▸ **STORED DATA**:
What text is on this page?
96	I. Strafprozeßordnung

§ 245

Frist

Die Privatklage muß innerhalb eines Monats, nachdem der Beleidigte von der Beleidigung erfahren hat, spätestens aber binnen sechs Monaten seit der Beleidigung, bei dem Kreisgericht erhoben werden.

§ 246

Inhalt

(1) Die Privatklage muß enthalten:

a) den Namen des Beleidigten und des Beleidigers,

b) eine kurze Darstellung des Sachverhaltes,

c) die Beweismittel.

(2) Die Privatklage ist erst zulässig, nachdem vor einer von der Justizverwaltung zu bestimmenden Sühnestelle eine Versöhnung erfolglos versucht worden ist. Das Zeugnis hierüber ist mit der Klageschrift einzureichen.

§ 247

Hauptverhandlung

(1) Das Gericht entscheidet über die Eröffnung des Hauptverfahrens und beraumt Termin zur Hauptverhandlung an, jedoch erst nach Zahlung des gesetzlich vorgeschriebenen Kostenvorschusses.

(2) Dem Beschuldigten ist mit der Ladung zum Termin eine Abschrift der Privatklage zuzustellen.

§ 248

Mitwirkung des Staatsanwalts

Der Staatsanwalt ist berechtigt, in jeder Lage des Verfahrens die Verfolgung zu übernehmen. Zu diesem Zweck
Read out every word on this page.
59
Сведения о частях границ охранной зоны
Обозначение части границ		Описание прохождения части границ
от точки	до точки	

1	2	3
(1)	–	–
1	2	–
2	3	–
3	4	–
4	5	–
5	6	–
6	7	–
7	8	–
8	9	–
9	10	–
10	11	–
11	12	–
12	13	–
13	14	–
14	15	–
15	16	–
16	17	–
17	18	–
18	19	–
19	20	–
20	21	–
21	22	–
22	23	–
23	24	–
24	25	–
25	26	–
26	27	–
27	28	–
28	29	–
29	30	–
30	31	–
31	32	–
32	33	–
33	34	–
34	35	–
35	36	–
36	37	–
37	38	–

▸ **WHAT TO PRODUCE**: Go through the entries and repeat each one exactly.

▸ **IN RESPONSE**:
What text is on this page?
96	I. Strafprozeßordnung

§ 245

Frist

Die Privatklage muß innerhalb eines Monats, nachdem der Beleidigte von der Beleidigung erfahren hat, spätestens aber binnen sechs Monaten seit der Beleidigung, bei dem Kreisgericht erhoben werden.

§ 246

Inhalt

(1) Die Privatklage muß enthalten:

a) den Namen des Beleidigten und des Beleidigers,

b) eine kurze Darstellung des Sachverhaltes,

c) die Beweismittel.

(2) Die Privatklage ist erst zulässig, nachdem vor einer von der Justizverwaltung zu bestimmenden Sühnestelle eine Versöhnung erfolglos versucht worden ist. Das Zeugnis hierüber ist mit der Klageschrift einzureichen.

§ 247

Hauptverhandlung

(1) Das Gericht entscheidet über die Eröffnung des Hauptverfahrens und beraumt Termin zur Hauptverhandlung an, jedoch erst nach Zahlung des gesetzlich vorgeschriebenen Kostenvorschusses.

(2) Dem Beschuldigten ist mit der Ladung zum Termin eine Abschrift der Privatklage zuzustellen.

§ 248

Mitwirkung des Staatsanwalts

Der Staatsanwalt ist berechtigt, in jeder Lage des Verfahrens die Verfolgung zu übernehmen. Zu diesem Zweck
Read out every word on this page.
59
Сведения о частях границ охранной зоны
Обозначение части границ		Описание прохождения части границ
от точки	до точки	

1	2	3
(1)	–	–
1	2	–
2	3	–
3	4	–
4	5	–
5	6	–
6	7	–
7	8	–
8	9	–
9	10	–
10	11	–
11	12	–
12	13	–
13	14	–
14	15	–
15	16	–
16	17	–
17	18	–
18	19	–
19	20	–
20	21	–
21	22	–
22	23	–
23	24	–
24	25	–
25	26	–
26	27	–
27	28	–
28	29	–
29	30	–
30	31	–
31	32	–
32	33	–
33	34	–
34	35	–
35	36	–
36	37	–
37	38	–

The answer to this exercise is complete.